Exercise directions: Each record must be reproduced exactly as it is shown.
Begin Dataset records
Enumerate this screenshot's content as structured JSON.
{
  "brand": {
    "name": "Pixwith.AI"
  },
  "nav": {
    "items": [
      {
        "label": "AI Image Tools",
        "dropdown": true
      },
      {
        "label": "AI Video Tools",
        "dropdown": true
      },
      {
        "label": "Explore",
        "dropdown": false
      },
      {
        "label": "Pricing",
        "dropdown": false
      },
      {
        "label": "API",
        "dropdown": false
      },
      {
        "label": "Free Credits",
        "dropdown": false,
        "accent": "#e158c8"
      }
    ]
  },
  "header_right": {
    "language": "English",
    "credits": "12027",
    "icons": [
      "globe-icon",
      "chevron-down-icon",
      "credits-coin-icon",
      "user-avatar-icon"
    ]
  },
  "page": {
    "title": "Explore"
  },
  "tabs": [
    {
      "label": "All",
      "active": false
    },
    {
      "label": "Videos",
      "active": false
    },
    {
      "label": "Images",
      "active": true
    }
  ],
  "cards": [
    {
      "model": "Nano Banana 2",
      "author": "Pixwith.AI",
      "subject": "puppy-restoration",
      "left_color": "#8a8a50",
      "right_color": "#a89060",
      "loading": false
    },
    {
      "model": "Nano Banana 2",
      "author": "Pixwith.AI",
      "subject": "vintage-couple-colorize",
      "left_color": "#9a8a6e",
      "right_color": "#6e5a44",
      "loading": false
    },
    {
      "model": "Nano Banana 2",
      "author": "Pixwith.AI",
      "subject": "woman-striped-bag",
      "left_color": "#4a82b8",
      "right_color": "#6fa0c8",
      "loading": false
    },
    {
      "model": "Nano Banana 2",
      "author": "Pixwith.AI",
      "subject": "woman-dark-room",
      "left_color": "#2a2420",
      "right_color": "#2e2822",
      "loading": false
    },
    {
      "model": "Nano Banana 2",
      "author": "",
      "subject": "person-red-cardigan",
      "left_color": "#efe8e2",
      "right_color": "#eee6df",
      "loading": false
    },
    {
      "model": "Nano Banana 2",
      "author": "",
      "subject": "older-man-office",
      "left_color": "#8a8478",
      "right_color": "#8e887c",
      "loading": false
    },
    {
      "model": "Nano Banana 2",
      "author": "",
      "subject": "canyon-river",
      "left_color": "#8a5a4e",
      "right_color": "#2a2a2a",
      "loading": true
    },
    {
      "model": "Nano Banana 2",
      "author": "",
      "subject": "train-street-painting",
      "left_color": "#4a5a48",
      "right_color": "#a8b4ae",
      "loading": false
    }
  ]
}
End Dataset records
Final result:
Enumerate this screenshot's content as structured JSON.
{
  "brand": {
    "name": "Pixwith.AI"
  },
  "nav": {
    "items": [
      {
        "label": "AI Image Tools",
        "dropdown": true
      },
      {
        "label": "AI Video Tools",
        "dropdown": true
      },
      {
        "label": "Explore",
        "dropdown": false
      },
      {
        "label": "Pricing",
        "dropdown": false
      },
      {
        "label": "API",
        "dropdown": false
      },
      {
        "label": "Free Credits",
        "dropdown": false,
        "accent": "#e158c8"
      }
    ]
  },
  "header_right": {
    "language": "English",
    "credits": "12027",
    "icons": [
      "globe-icon",
      "chevron-down-icon",
      "credits-coin-icon",
      "user-avatar-icon"
    ]
  },
  "page": {
    "title": "Explore"
  },
  "tabs": [
    {
      "label": "All",
      "active": false
    },
    {
      "label": "Videos",
      "active": false
    },
    {
      "label": "Images",
      "active": true
    }
  ],
  "cards": [
    {
      "model": "Nano Banana 2",
      "author": "Pixwith.AI",
      "subject": "puppy-restoration",
      "left_color": "#8a8a50",
      "right_color": "#a89060",
      "loading": false
    },
    {
      "model": "Nano Banana 2",
      "author": "Pixwith.AI",
      "subject": "vintage-couple-colorize",
      "left_color": "#9a8a6e",
      "right_color": "#6e5a44",
      "loading": false
    },
    {
      "model": "Nano Banana 2",
      "author": "Pixwith.AI",
      "subject": "woman-striped-bag",
      "left_color": "#4a82b8",
      "right_color": "#6fa0c8",
      "loading": false
    },
    {
      "model": "Nano Banana 2",
      "author": "Pixwith.AI",
      "subject": "woman-dark-room",
      "left_color": "#2a2420",
      "right_color": "#2e2822",
      "loading": false
    },
    {
      "model": "Nano Banana 2",
      "author": "",
      "subject": "person-red-cardigan",
      "left_color": "#efe8e2",
      "right_color": "#eee6df",
      "loading": false
    },
    {
      "model": "Nano Banana 2",
      "author": "",
      "subject": "older-man-office",
      "left_color": "#8a8478",
      "right_color": "#8e887c",
      "loading": false
    },
    {
      "model": "Nano Banana 2",
      "author": "",
      "subject": "canyon-river",
      "left_color": "#8a5a4e",
      "right_color": "#2a2a2a",
      "loading": true
    },
    {
      "model": "Nano Banana 2",
      "author": "",
      "subject": "train-street-painting",
      "left_color": "#4a5a48",
      "right_color": "#a8b4ae",
      "loading": false
    }
  ]
}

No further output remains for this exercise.